>> start Source passage

Properties and requirements of electronic and paper data.*

img-ALTv_17.gif

Raw data in an electronic format are also easily ingested into electronic data storage platforms or databases (see Question 5). Emerging data collection mobile platforms (e.g., ESRI Survey123, Open Data Kit) allow for cloud-based data upload and automated data submission. Additionally, a comprehensive data capture and data storage workflow can make rangeland data more readily available for use in data-supported decision-making and research. We anticipate that the availability of electronic data capture applications and central data repositories will continue to increase and become integral to rangeland data collection.

5. How are the data stored and maintained?

>> end Source passage
>> start Dataset content

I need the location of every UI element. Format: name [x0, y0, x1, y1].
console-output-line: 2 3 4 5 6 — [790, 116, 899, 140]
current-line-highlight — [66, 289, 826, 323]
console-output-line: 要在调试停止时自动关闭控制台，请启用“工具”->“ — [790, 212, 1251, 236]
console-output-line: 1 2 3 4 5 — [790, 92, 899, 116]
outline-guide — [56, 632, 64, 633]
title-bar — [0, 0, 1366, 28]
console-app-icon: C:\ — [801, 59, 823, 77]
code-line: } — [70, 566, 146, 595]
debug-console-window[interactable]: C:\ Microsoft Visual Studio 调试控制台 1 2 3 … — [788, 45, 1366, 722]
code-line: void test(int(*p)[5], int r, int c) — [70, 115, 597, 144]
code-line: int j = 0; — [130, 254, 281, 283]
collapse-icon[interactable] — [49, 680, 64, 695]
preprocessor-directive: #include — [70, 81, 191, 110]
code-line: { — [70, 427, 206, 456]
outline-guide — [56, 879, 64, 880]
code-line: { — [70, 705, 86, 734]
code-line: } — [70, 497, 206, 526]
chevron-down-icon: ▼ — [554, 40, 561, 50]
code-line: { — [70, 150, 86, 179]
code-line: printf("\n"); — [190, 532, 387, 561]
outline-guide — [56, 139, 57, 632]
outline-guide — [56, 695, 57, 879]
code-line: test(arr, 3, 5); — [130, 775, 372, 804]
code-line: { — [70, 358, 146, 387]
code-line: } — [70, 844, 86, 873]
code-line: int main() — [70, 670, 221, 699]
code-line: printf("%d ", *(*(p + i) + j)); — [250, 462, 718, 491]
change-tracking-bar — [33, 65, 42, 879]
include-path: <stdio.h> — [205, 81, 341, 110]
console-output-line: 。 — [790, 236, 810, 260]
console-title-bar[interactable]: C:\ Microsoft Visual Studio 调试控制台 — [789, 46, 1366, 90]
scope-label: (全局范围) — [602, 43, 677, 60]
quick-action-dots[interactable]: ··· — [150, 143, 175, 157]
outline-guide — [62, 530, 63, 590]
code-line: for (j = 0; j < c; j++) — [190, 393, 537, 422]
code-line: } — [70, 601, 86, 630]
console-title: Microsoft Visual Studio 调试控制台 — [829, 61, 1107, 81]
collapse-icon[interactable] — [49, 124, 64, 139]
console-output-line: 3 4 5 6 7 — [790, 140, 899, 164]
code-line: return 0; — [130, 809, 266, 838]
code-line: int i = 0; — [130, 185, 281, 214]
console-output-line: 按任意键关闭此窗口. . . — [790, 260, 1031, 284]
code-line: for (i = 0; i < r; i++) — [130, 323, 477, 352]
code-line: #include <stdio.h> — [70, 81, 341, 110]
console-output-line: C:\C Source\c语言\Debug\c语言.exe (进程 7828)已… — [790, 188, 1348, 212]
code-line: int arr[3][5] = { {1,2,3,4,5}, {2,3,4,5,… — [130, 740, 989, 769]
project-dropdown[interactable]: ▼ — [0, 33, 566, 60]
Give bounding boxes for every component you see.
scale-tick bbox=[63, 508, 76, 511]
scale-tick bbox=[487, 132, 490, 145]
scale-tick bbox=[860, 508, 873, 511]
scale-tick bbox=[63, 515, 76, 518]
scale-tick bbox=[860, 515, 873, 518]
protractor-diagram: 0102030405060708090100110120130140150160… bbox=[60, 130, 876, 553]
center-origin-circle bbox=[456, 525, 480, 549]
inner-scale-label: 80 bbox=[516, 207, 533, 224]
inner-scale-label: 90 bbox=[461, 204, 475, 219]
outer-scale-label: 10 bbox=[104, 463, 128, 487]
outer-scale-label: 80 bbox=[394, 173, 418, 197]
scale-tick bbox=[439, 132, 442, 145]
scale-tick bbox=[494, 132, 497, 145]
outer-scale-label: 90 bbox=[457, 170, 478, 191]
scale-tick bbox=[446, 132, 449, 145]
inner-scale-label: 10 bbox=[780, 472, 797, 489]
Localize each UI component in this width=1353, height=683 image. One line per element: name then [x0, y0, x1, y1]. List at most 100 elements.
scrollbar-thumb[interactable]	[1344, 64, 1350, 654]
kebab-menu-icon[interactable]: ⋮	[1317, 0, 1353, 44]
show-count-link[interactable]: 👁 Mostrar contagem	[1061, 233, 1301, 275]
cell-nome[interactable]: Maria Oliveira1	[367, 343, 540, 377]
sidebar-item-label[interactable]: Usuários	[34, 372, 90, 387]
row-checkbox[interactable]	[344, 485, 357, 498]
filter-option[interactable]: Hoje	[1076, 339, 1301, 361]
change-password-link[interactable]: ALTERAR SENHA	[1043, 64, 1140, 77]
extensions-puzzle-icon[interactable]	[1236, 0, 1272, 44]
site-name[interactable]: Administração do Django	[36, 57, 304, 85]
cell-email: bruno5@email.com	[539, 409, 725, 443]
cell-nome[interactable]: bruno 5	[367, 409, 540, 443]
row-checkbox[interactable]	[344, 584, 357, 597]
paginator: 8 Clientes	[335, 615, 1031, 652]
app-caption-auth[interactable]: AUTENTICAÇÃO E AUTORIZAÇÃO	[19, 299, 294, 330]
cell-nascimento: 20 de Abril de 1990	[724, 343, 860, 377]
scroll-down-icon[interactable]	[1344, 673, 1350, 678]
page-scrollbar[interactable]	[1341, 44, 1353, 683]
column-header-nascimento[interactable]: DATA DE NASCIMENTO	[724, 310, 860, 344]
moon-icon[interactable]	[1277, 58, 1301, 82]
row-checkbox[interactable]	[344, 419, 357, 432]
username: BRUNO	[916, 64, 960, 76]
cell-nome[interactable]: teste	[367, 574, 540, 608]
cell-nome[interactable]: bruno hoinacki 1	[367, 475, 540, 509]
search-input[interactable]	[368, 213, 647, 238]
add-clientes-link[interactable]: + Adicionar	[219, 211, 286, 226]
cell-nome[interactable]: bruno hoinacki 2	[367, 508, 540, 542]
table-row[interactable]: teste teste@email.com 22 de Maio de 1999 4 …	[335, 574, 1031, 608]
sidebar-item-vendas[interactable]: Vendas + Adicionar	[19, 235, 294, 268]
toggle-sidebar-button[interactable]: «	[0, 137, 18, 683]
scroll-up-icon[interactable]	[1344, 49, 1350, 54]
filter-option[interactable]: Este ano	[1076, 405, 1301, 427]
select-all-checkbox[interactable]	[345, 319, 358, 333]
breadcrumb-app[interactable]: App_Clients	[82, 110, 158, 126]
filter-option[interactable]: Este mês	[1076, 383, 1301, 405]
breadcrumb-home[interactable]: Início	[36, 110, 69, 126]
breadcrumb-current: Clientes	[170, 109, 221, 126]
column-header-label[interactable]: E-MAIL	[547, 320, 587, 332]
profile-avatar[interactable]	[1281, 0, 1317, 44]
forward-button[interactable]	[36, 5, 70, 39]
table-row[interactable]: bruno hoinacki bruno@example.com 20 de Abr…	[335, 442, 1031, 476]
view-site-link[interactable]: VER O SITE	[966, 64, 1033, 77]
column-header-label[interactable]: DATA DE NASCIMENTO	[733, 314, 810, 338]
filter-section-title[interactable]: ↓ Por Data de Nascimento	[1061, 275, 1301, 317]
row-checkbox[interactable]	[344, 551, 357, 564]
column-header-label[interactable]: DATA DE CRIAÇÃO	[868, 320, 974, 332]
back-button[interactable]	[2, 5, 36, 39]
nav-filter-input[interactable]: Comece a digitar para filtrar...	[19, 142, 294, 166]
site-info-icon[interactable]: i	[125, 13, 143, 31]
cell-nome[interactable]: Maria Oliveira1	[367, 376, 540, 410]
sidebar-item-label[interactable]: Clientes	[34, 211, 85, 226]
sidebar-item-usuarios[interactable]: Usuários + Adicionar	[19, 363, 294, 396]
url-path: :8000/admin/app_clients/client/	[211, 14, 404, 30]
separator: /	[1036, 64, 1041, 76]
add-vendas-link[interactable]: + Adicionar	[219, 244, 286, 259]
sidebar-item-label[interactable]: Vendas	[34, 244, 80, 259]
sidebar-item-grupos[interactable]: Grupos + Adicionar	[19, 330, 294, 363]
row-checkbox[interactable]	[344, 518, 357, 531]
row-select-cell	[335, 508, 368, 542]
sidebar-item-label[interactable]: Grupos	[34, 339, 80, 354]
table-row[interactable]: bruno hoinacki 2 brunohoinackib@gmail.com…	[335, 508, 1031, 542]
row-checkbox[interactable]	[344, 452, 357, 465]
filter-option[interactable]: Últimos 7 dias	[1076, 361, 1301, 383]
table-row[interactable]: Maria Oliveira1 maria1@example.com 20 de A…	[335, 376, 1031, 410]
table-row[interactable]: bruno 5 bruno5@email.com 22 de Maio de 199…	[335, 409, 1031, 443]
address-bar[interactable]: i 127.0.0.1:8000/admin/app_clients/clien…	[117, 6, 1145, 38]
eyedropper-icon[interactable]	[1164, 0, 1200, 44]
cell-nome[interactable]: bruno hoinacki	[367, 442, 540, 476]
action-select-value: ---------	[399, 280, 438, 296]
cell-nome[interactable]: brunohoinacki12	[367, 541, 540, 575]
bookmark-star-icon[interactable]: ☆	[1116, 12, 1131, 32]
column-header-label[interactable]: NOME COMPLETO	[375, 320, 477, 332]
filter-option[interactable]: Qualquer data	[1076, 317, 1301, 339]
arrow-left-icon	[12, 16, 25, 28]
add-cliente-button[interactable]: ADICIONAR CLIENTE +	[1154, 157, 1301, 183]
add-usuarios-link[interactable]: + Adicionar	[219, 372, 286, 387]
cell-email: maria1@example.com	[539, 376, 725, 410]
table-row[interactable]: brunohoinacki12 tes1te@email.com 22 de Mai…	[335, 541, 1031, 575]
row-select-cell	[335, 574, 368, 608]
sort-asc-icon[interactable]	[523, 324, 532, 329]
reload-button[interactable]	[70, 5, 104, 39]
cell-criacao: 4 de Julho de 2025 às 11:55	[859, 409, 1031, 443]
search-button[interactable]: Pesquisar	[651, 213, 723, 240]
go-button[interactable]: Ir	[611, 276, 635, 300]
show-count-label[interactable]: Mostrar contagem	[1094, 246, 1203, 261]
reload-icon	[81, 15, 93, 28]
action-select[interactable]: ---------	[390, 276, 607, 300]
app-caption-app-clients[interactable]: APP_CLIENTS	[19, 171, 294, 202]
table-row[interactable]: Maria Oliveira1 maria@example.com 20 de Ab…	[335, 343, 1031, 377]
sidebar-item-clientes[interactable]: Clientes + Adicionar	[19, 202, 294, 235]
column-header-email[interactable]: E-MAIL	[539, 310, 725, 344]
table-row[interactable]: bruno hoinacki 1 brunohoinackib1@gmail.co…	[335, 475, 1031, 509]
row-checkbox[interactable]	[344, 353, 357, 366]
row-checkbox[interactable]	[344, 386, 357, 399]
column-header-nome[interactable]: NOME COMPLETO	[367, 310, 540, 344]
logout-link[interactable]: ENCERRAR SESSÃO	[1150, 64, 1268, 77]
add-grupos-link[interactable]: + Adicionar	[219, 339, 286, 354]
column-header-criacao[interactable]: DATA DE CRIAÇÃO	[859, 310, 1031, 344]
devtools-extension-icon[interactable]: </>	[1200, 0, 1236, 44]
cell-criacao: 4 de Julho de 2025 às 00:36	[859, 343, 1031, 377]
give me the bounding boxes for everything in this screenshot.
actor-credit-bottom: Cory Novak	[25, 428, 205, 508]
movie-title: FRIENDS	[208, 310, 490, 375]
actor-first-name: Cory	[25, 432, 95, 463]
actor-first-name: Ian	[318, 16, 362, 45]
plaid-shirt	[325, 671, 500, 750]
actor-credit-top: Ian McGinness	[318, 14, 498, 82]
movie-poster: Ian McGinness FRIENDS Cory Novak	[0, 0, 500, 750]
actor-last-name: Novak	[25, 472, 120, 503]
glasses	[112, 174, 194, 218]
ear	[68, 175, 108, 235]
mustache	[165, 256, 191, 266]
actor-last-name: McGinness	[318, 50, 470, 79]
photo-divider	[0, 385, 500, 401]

>> end Dataset content

== Work to do ==
A - Answer these questions using the passage on rangeland data.
(i) Which two emerging mobile platforms for data collection are given as examples?
(ii) What do these platforms allow for?
(iii) What is the heading of Question 5?
B - Reproduce the part of the rangeland data passage between "img-ALTv_17.gif" and "rangeland data collection.", inclusive.

== Task-by-task outputs ==
A -
(i) ESRI Survey123 and Open Data Kit.
(ii) Cloud-based data upload and automated data submission.
(iii) "How are the data stored and maintained?"

B -
img-ALTv_17.gif

Raw data in an electronic format are also easily ingested into electronic data storage platforms or databases (see Question 5). Emerging data collection mobile platforms (e.g., ESRI Survey123, Open Data Kit) allow for cloud-based data upload and automated data submission. Additionally, a comprehensive data capture and data storage workflow can make rangeland data more readily available for use in data-supported decision-making and research. We anticipate that the availability of electronic data capture applications and central data repositories will continue to increase and become integral to rangeland data collection.